**Objective:** Extract verbatim every line from the one containing "Type out the text in this image." to the final line of the records below, inclusive, and exclude all pictures.
┏━━
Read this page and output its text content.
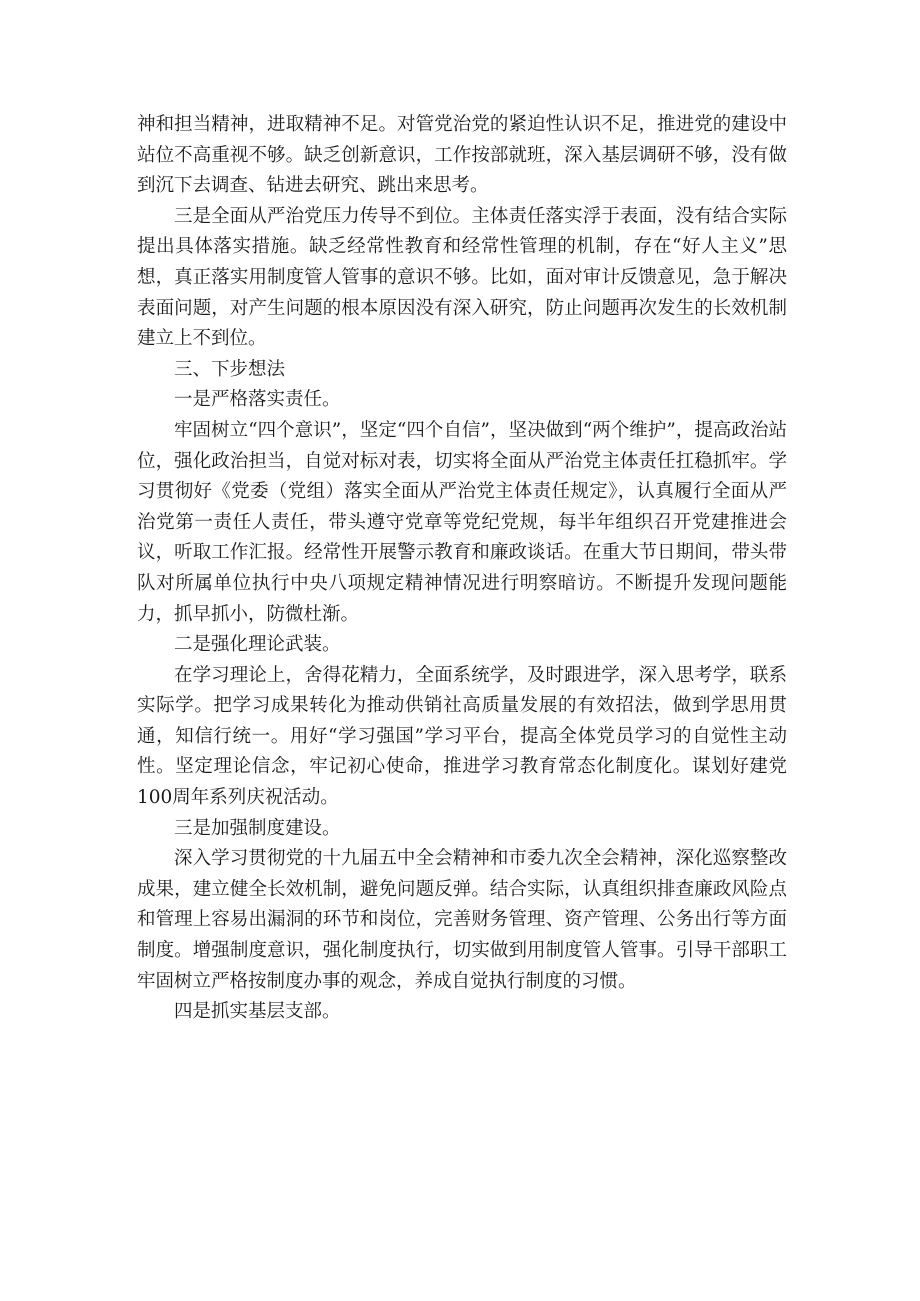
神和担当精神，进取精神不足。对管党治党的紧迫性认识不足，推进党的建设中站位不高重视不够。缺乏创新意识，工作按部就班，深入基层调研不够，没有做到沉下去调查、钻进去研究、跳出来思考。

三是全面从严治党压力传导不到位。主体责任落实浮于表面，没有结合实际提出具体落实措施。缺乏经常性教育和经常性管理的机制，存在“好人主义”思想，真正落实用制度管人管事的意识不够。比如，面对审计反馈意见，急于解决表面问题，对产生问题的根本原因没有深入研究，防止问题再次发生的长效机制建立上不到位。

三、下步想法

一是严格落实责任。

牢固树立“四个意识”，坚定“四个自信”，坚决做到“两个维护”，提高政治站位，强化政治担当，自觉对标对表，切实将全面从严治党主体责任扛稳抓牢。学习贯彻好《党委（党组）落实全面从严治党主体责任规定》，认真履行全面从严治党第一责任人责任，带头遵守党章等党纪党规，每半年组织召开党建推进会议，听取工作汇报。经常性开展警示教育和廉政谈话。在重大节日期间，带头带队对所属单位执行中央八项规定精神情况进行明察暗访。不断提升发现问题能力，抓早抓小，防微杜渐。

二是强化理论武装。

在学习理论上，舍得花精力，全面系统学，及时跟进学，深入思考学，联系实际学。把学习成果转化为推动供销社高质量发展的有效招法，做到学思用贯通，知信行统一。用好“学习强国”学习平台，提高全体党员学习的自觉性主动性。坚定理论信念，牢记初心使命，推进学习教育常态化制度化。谋划好建党100周年系列庆祝活动。

三是加强制度建设。

深入学习贯彻党的十九届五中全会精神和市委九次全会精神，深化巡察整改成果，建立健全长效机制，避免问题反弹。结合实际，认真组织排查廉政风险点和管理上容易出漏洞的环节和岗位，完善财务管理、资产管理、公务出行等方面制度。增强制度意识，强化制度执行，切实做到用制度管人管事。引导干部职工牢固树立严格按制度办事的观念，养成自觉执行制度的习惯。

四是抓实基层支部。
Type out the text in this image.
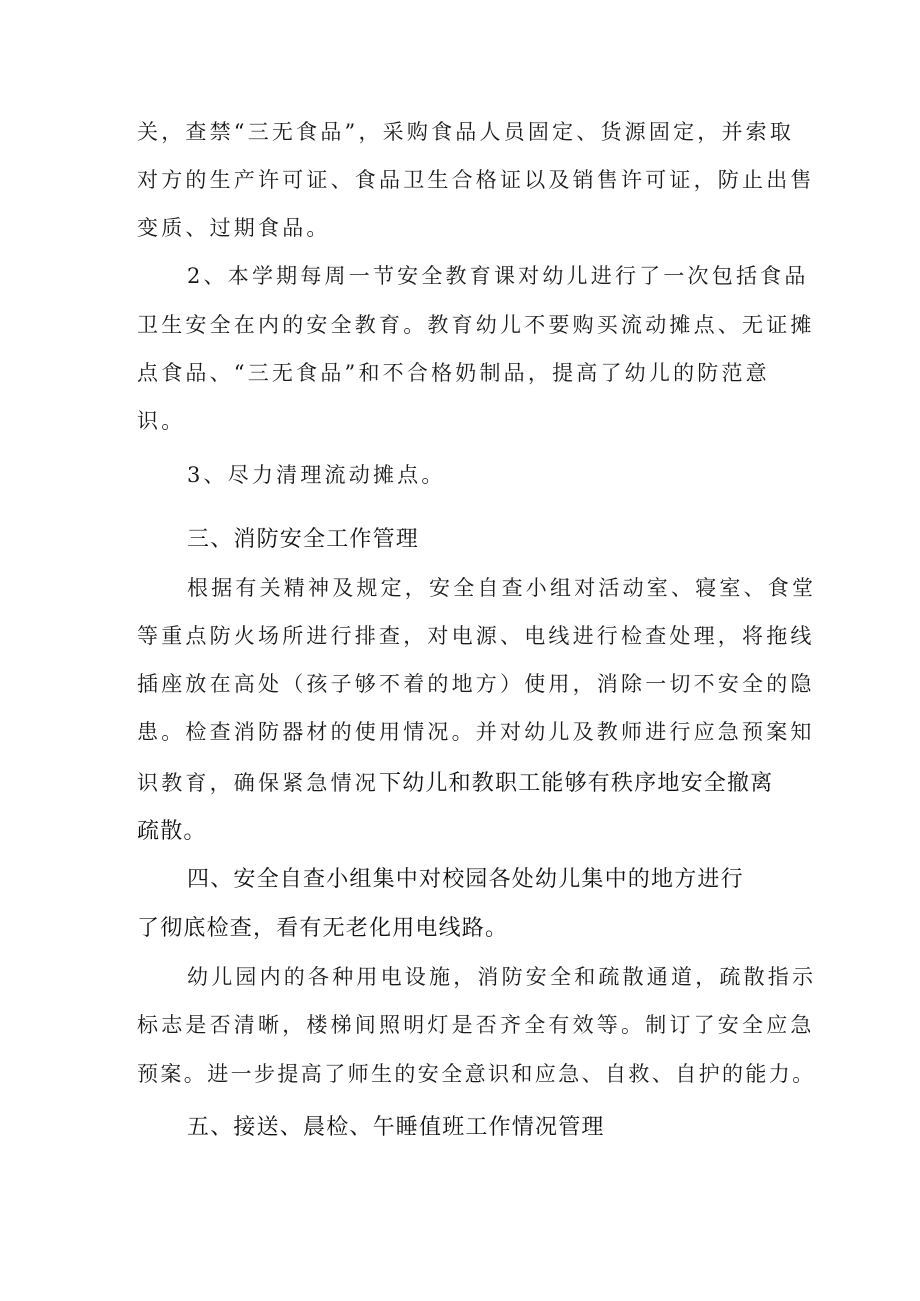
关，查禁“三无食品”，采购食品人员固定、货源固定，并索取
对方的生产许可证、食品卫生合格证以及销售许可证，防止出售
变质、过期食品。
2、本学期每周一节安全教育课对幼儿进行了一次包括食品
卫生安全在内的安全教育。教育幼儿不要购买流动摊点、无证摊
点食品、“三无食品”和不合格奶制品，提高了幼儿的防范意
识。
3、尽力清理流动摊点。
三、消防安全工作管理
根据有关精神及规定，安全自查小组对活动室、寝室、食堂
等重点防火场所进行排查，对电源、电线进行检查处理，将拖线
插座放在高处（孩子够不着的地方）使用，消除一切不安全的隐
患。检查消防器材的使用情况。并对幼儿及教师进行应急预案知
识教育，确保紧急情况下幼儿和教职工能够有秩序地安全撤离
疏散。
四、安全自查小组集中对校园各处幼儿集中的地方进行
了彻底检查，看有无老化用电线路。
幼儿园内的各种用电设施，消防安全和疏散通道，疏散指示
标志是否清晰，楼梯间照明灯是否齐全有效等。制订了安全应急
预案。进一步提高了师生的安全意识和应急、自救、自护的能力。
五、接送、晨检、午睡值班工作情况管理
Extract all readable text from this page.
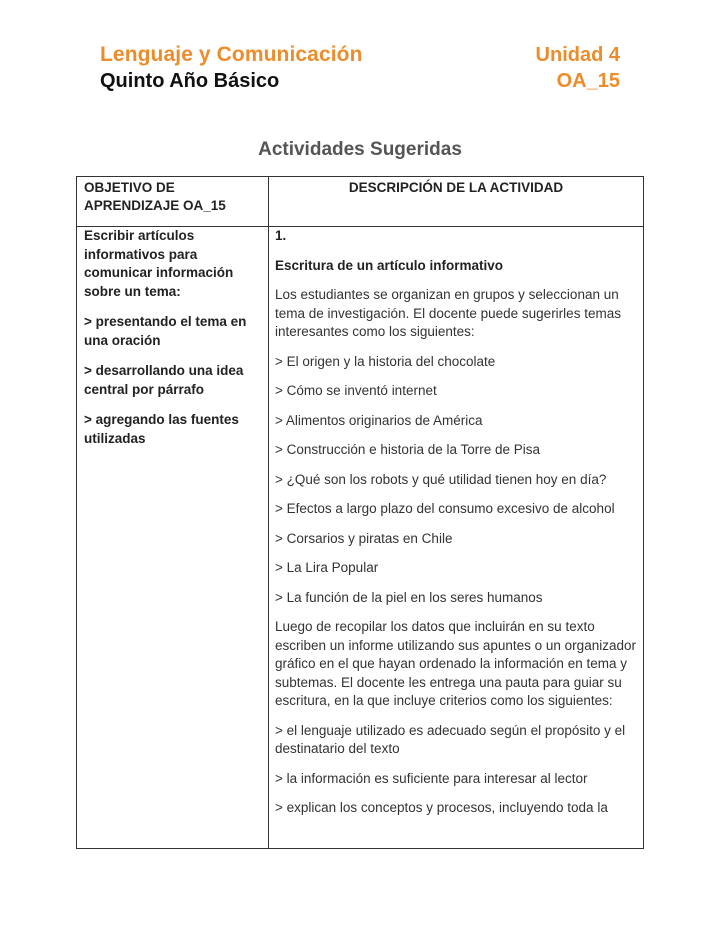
Lenguaje y Comunicación
Quinto Año Básico
Unidad 4
OA_15
Actividades Sugeridas
OBJETIVO DE APRENDIZAJE OA_15
DESCRIPCIÓN DE LA ACTIVIDAD

Escribir artículos informativos para comunicar información sobre un tema:

> presentando el tema en una oración

> desarrollando una idea central por párrafo

> agregando las fuentes utilizadas

1.

Escritura de un artículo informativo

Los estudiantes se organizan en grupos y seleccionan un tema de investigación. El docente puede sugerirles temas interesantes como los siguientes:

> El origen y la historia del chocolate

> Cómo se inventó internet

> Alimentos originarios de América

> Construcción e historia de la Torre de Pisa

> ¿Qué son los robots y qué utilidad tienen hoy en día?

> Efectos a largo plazo del consumo excesivo de alcohol

> Corsarios y piratas en Chile

> La Lira Popular

> La función de la piel en los seres humanos

Luego de recopilar los datos que incluirán en su texto escriben un informe utilizando sus apuntes o un organizador gráfico en el que hayan ordenado la información en tema y subtemas. El docente les entrega una pauta para guiar su escritura, en la que incluye criterios como los siguientes:

> el lenguaje utilizado es adecuado según el propósito y el destinatario del texto

> la información es suficiente para interesar al lector

> explican los conceptos y procesos, incluyendo toda la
┗━━
**Response below:**
Type out the text in this image.
关，查禁“三无食品”，采购食品人员固定、货源固定，并索取
对方的生产许可证、食品卫生合格证以及销售许可证，防止出售
变质、过期食品。
2、本学期每周一节安全教育课对幼儿进行了一次包括食品
卫生安全在内的安全教育。教育幼儿不要购买流动摊点、无证摊
点食品、“三无食品”和不合格奶制品，提高了幼儿的防范意
识。
3、尽力清理流动摊点。
三、消防安全工作管理
根据有关精神及规定，安全自查小组对活动室、寝室、食堂
等重点防火场所进行排查，对电源、电线进行检查处理，将拖线
插座放在高处（孩子够不着的地方）使用，消除一切不安全的隐
患。检查消防器材的使用情况。并对幼儿及教师进行应急预案知
识教育，确保紧急情况下幼儿和教职工能够有秩序地安全撤离
疏散。
四、安全自查小组集中对校园各处幼儿集中的地方进行
了彻底检查，看有无老化用电线路。
幼儿园内的各种用电设施，消防安全和疏散通道，疏散指示
标志是否清晰，楼梯间照明灯是否齐全有效等。制订了安全应急
预案。进一步提高了师生的安全意识和应急、自救、自护的能力。
五、接送、晨检、午睡值班工作情况管理
Extract all readable text from this page.
Lenguaje y Comunicación
Quinto Año Básico
Unidad 4
OA_15
Actividades Sugeridas
OBJETIVO DE APRENDIZAJE OA_15
DESCRIPCIÓN DE LA ACTIVIDAD

Escribir artículos informativos para comunicar información sobre un tema:

> presentando el tema en una oración

> desarrollando una idea central por párrafo

> agregando las fuentes utilizadas

1.

Escritura de un artículo informativo

Los estudiantes se organizan en grupos y seleccionan un tema de investigación. El docente puede sugerirles temas interesantes como los siguientes:

> El origen y la historia del chocolate

> Cómo se inventó internet

> Alimentos originarios de América

> Construcción e historia de la Torre de Pisa

> ¿Qué son los robots y qué utilidad tienen hoy en día?

> Efectos a largo plazo del consumo excesivo de alcohol

> Corsarios y piratas en Chile

> La Lira Popular

> La función de la piel en los seres humanos

Luego de recopilar los datos que incluirán en su texto escriben un informe utilizando sus apuntes o un organizador gráfico en el que hayan ordenado la información en tema y subtemas. El docente les entrega una pauta para guiar su escritura, en la que incluye criterios como los siguientes:

> el lenguaje utilizado es adecuado según el propósito y el destinatario del texto

> la información es suficiente para interesar al lector

> explican los conceptos y procesos, incluyendo toda la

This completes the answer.